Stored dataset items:
= = = = = = =

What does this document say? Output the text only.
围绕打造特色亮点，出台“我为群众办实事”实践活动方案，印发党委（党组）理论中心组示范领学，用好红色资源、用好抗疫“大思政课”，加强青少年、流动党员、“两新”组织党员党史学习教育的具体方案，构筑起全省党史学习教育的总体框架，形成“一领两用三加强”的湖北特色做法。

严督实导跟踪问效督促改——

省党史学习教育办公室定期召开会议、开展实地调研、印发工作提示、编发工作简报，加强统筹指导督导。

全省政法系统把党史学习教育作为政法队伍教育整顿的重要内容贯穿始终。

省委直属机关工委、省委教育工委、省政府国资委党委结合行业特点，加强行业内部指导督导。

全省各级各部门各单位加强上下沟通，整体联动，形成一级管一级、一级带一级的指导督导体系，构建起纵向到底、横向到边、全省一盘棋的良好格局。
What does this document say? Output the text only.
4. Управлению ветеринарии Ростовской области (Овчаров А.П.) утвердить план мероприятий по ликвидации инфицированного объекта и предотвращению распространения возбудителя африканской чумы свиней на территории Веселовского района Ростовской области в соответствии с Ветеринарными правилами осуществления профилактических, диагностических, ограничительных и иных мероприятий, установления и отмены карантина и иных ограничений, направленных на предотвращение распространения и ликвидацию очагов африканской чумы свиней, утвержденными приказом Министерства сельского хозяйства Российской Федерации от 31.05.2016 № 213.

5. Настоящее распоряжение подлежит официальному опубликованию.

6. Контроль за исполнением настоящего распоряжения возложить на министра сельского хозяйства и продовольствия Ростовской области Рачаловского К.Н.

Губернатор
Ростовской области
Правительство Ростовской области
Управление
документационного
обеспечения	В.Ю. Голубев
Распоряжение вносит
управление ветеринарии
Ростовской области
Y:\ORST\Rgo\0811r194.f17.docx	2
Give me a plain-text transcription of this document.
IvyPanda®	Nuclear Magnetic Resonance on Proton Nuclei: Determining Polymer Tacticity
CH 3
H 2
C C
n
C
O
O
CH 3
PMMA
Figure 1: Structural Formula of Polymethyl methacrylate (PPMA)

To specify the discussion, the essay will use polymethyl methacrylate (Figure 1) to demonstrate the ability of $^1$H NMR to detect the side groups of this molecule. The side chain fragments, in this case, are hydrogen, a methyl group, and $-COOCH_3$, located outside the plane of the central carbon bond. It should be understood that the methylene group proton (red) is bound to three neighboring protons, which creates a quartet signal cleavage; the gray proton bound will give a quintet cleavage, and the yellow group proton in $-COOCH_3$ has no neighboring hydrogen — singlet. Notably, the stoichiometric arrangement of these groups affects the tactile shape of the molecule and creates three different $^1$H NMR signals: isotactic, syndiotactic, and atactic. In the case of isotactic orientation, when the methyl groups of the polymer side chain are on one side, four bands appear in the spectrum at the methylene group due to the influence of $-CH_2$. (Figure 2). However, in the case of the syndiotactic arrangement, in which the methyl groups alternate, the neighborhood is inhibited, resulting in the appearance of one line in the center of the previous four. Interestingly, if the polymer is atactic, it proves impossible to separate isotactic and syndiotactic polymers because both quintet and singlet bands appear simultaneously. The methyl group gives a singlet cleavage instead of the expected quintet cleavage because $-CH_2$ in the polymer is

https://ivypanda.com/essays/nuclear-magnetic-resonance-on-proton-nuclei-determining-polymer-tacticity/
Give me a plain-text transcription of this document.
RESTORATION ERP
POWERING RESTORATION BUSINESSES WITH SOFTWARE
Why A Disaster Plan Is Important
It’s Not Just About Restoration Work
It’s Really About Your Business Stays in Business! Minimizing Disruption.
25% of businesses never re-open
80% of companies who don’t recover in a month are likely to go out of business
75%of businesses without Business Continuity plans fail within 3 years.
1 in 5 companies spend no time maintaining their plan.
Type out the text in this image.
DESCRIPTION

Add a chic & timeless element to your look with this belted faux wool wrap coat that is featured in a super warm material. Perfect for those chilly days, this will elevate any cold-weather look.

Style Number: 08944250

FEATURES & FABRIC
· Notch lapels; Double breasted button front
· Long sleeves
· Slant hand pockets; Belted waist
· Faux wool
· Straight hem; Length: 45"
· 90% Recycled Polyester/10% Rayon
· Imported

= = = = = = =

WRITTEN PROBLEM
Type out all of the material again, word for word.

OUTPUT OF THE EXERCISE
What does this document say? Output the text only.
围绕打造特色亮点，出台“我为群众办实事”实践活动方案，印发党委（党组）理论中心组示范领学，用好红色资源、用好抗疫“大思政课”，加强青少年、流动党员、“两新”组织党员党史学习教育的具体方案，构筑起全省党史学习教育的总体框架，形成“一领两用三加强”的湖北特色做法。

严督实导跟踪问效督促改——

省党史学习教育办公室定期召开会议、开展实地调研、印发工作提示、编发工作简报，加强统筹指导督导。

全省政法系统把党史学习教育作为政法队伍教育整顿的重要内容贯穿始终。

省委直属机关工委、省委教育工委、省政府国资委党委结合行业特点，加强行业内部指导督导。

全省各级各部门各单位加强上下沟通，整体联动，形成一级管一级、一级带一级的指导督导体系，构建起纵向到底、横向到边、全省一盘棋的良好格局。
What does this document say? Output the text only.
4. Управлению ветеринарии Ростовской области (Овчаров А.П.) утвердить план мероприятий по ликвидации инфицированного объекта и предотвращению распространения возбудителя африканской чумы свиней на территории Веселовского района Ростовской области в соответствии с Ветеринарными правилами осуществления профилактических, диагностических, ограничительных и иных мероприятий, установления и отмены карантина и иных ограничений, направленных на предотвращение распространения и ликвидацию очагов африканской чумы свиней, утвержденными приказом Министерства сельского хозяйства Российской Федерации от 31.05.2016 № 213.

5. Настоящее распоряжение подлежит официальному опубликованию.

6. Контроль за исполнением настоящего распоряжения возложить на министра сельского хозяйства и продовольствия Ростовской области Рачаловского К.Н.

Губернатор
Ростовской области
Правительство Ростовской области
Управление
документационного
обеспечения	В.Ю. Голубев
Распоряжение вносит
управление ветеринарии
Ростовской области
Y:\ORST\Rgo\0811r194.f17.docx	2
Give me a plain-text transcription of this document.
IvyPanda®	Nuclear Magnetic Resonance on Proton Nuclei: Determining Polymer Tacticity
CH 3
H 2
C C
n
C
O
O
CH 3
PMMA
Figure 1: Structural Formula of Polymethyl methacrylate (PPMA)

To specify the discussion, the essay will use polymethyl methacrylate (Figure 1) to demonstrate the ability of $^1$H NMR to detect the side groups of this molecule. The side chain fragments, in this case, are hydrogen, a methyl group, and $-COOCH_3$, located outside the plane of the central carbon bond. It should be understood that the methylene group proton (red) is bound to three neighboring protons, which creates a quartet signal cleavage; the gray proton bound will give a quintet cleavage, and the yellow group proton in $-COOCH_3$ has no neighboring hydrogen — singlet. Notably, the stoichiometric arrangement of these groups affects the tactile shape of the molecule and creates three different $^1$H NMR signals: isotactic, syndiotactic, and atactic. In the case of isotactic orientation, when the methyl groups of the polymer side chain are on one side, four bands appear in the spectrum at the methylene group due to the influence of $-CH_2$. (Figure 2). However, in the case of the syndiotactic arrangement, in which the methyl groups alternate, the neighborhood is inhibited, resulting in the appearance of one line in the center of the previous four. Interestingly, if the polymer is atactic, it proves impossible to separate isotactic and syndiotactic polymers because both quintet and singlet bands appear simultaneously. The methyl group gives a singlet cleavage instead of the expected quintet cleavage because $-CH_2$ in the polymer is

https://ivypanda.com/essays/nuclear-magnetic-resonance-on-proton-nuclei-determining-polymer-tacticity/
Give me a plain-text transcription of this document.
RESTORATION ERP
POWERING RESTORATION BUSINESSES WITH SOFTWARE
Why A Disaster Plan Is Important
It’s Not Just About Restoration Work
It’s Really About Your Business Stays in Business! Minimizing Disruption.
25% of businesses never re-open
80% of companies who don’t recover in a month are likely to go out of business
75%of businesses without Business Continuity plans fail within 3 years.
1 in 5 companies spend no time maintaining their plan.
Type out the text in this image.
DESCRIPTION

Add a chic & timeless element to your look with this belted faux wool wrap coat that is featured in a super warm material. Perfect for those chilly days, this will elevate any cold-weather look.

Style Number: 08944250

FEATURES & FABRIC
· Notch lapels; Double breasted button front
· Long sleeves
· Slant hand pockets; Belted waist
· Faux wool
· Straight hem; Length: 45"
· 90% Recycled Polyester/10% Rayon
· Imported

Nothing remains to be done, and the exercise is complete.